Dataset rows ::
____

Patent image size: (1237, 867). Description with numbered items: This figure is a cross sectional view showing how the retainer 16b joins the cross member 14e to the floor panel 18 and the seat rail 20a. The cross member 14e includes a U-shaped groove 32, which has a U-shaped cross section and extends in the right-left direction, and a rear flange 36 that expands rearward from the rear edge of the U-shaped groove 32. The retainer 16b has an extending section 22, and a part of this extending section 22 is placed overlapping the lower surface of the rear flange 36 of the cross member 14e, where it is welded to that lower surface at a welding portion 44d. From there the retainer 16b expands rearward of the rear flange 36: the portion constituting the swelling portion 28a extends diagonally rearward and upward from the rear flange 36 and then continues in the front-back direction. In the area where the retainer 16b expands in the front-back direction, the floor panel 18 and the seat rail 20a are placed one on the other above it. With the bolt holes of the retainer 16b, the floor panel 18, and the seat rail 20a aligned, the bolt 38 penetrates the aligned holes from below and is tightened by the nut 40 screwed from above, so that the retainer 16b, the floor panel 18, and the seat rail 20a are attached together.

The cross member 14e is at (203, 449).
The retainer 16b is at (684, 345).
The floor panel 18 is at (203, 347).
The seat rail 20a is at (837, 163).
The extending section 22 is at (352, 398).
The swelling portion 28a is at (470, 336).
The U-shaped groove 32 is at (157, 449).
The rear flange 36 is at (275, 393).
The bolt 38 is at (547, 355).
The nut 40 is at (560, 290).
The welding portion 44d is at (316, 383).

____

Goal :: Copy out the records word for word, from their first line through the line that contains "The rear flange 36 is at (275, 393).".

Exercise response ::
Patent image size: (1237, 867). Description with numbered items: This figure is a cross sectional view showing how the retainer 16b joins the cross member 14e to the floor panel 18 and the seat rail 20a. The cross member 14e includes a U-shaped groove 32, which has a U-shaped cross section and extends in the right-left direction, and a rear flange 36 that expands rearward from the rear edge of the U-shaped groove 32. The retainer 16b has an extending section 22, and a part of this extending section 22 is placed overlapping the lower surface of the rear flange 36 of the cross member 14e, where it is welded to that lower surface at a welding portion 44d. From there the retainer 16b expands rearward of the rear flange 36: the portion constituting the swelling portion 28a extends diagonally rearward and upward from the rear flange 36 and then continues in the front-back direction. In the area where the retainer 16b expands in the front-back direction, the floor panel 18 and the seat rail 20a are placed one on the other above it. With the bolt holes of the retainer 16b, the floor panel 18, and the seat rail 20a aligned, the bolt 38 penetrates the aligned holes from below and is tightened by the nut 40 screwed from above, so that the retainer 16b, the floor panel 18, and the seat rail 20a are attached together.

The cross member 14e is at (203, 449).
The retainer 16b is at (684, 345).
The floor panel 18 is at (203, 347).
The seat rail 20a is at (837, 163).
The extending section 22 is at (352, 398).
The swelling portion 28a is at (470, 336).
The U-shaped groove 32 is at (157, 449).
The rear flange 36 is at (275, 393).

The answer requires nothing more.